== DATA RECORDS ==

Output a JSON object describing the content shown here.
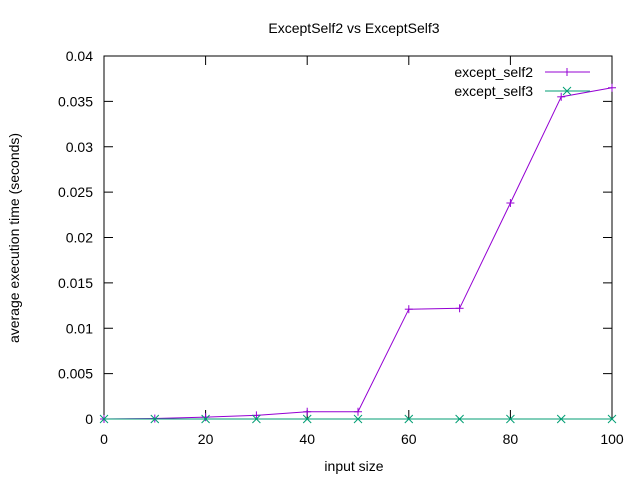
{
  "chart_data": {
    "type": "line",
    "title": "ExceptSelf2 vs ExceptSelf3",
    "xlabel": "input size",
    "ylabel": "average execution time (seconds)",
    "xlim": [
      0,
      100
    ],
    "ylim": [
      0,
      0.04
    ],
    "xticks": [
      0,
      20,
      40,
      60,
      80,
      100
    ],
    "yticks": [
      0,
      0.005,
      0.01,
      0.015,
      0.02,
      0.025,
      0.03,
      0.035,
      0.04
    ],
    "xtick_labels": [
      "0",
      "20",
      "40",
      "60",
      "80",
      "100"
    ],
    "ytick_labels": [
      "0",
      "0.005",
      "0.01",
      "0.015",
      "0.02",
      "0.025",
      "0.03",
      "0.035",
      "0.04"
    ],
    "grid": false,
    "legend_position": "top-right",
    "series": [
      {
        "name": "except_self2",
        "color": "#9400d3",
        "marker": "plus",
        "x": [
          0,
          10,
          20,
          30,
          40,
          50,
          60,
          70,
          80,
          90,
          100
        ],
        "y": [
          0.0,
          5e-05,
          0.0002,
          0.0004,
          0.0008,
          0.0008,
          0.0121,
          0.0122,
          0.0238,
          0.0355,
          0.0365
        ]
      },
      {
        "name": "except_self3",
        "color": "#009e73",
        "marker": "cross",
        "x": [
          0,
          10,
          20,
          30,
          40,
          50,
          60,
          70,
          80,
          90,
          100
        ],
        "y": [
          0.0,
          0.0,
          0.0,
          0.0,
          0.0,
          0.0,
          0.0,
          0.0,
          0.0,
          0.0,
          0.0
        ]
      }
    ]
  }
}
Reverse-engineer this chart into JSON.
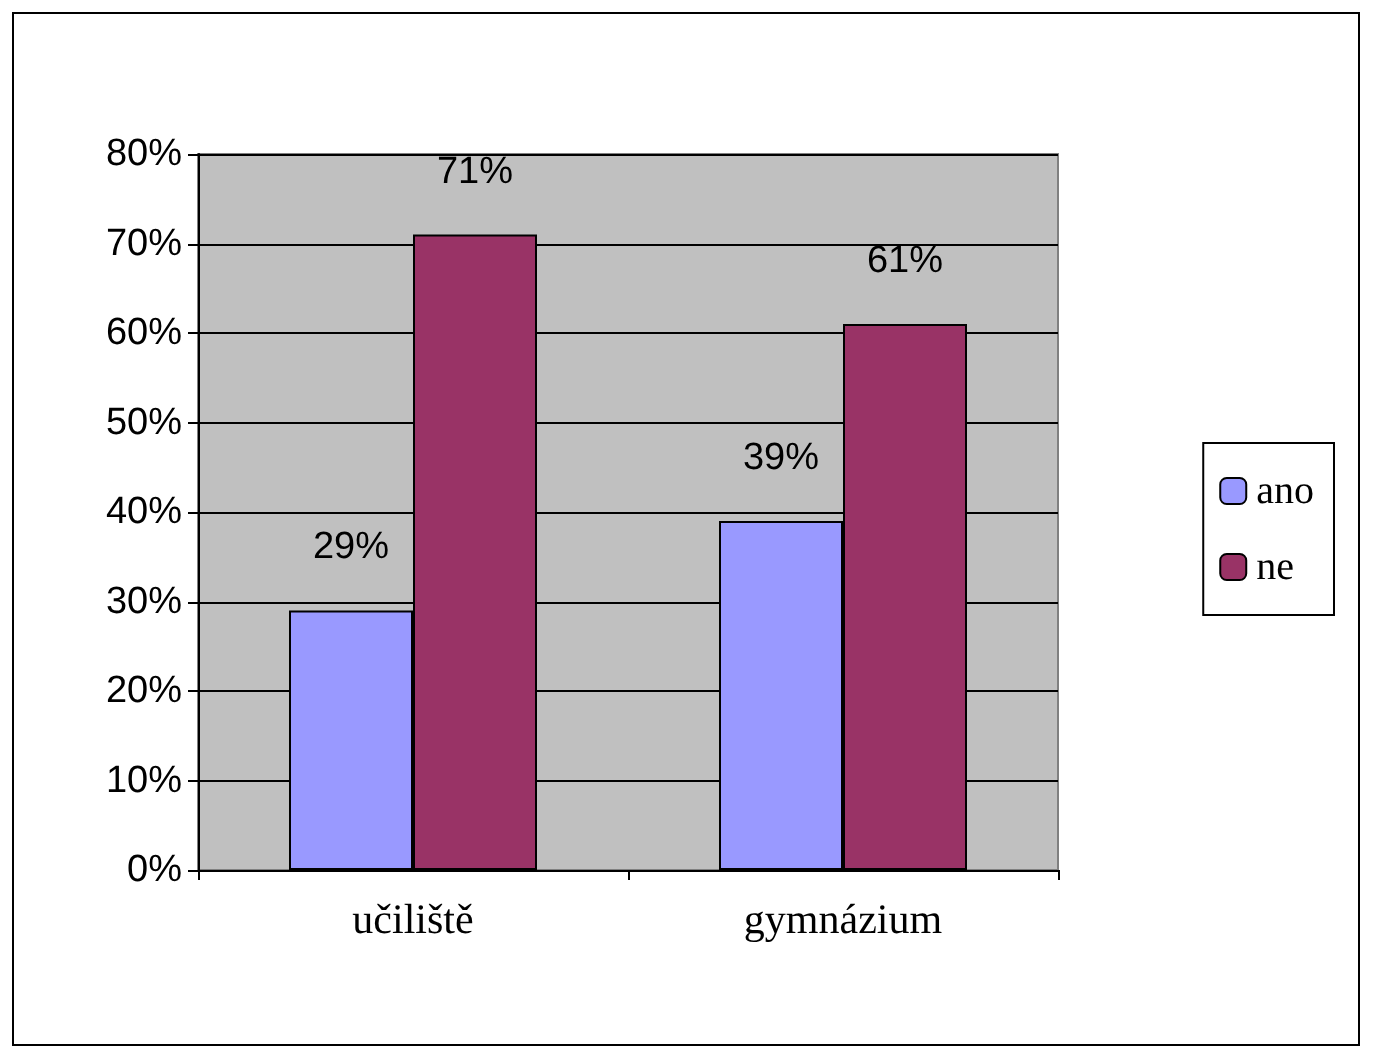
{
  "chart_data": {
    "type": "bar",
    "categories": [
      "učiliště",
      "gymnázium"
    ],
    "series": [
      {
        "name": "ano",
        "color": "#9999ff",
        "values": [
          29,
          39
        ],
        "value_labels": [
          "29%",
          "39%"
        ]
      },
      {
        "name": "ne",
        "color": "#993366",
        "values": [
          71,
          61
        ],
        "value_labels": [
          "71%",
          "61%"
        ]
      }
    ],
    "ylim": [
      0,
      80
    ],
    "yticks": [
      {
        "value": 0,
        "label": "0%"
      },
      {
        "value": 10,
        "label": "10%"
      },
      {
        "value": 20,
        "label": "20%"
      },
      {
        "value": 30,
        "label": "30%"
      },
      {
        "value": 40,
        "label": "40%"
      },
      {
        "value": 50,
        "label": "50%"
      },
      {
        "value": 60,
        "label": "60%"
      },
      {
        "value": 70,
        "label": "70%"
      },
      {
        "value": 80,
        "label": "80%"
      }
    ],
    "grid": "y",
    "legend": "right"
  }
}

===

TASK REQUIREMENTS:
Copy verbatim the span that opens at the line with "Reverse-engineer this chart into JSON." and closes at the final line of the listing. Do not carry over any pictures.

FULL ANSWER:
Reverse-engineer this chart into JSON.
{
  "chart_data": {
    "type": "bar",
    "categories": [
      "učiliště",
      "gymnázium"
    ],
    "series": [
      {
        "name": "ano",
        "color": "#9999ff",
        "values": [
          29,
          39
        ],
        "value_labels": [
          "29%",
          "39%"
        ]
      },
      {
        "name": "ne",
        "color": "#993366",
        "values": [
          71,
          61
        ],
        "value_labels": [
          "71%",
          "61%"
        ]
      }
    ],
    "ylim": [
      0,
      80
    ],
    "yticks": [
      {
        "value": 0,
        "label": "0%"
      },
      {
        "value": 10,
        "label": "10%"
      },
      {
        "value": 20,
        "label": "20%"
      },
      {
        "value": 30,
        "label": "30%"
      },
      {
        "value": 40,
        "label": "40%"
      },
      {
        "value": 50,
        "label": "50%"
      },
      {
        "value": 60,
        "label": "60%"
      },
      {
        "value": 70,
        "label": "70%"
      },
      {
        "value": 80,
        "label": "80%"
      }
    ],
    "grid": "y",
    "legend": "right"
  }
}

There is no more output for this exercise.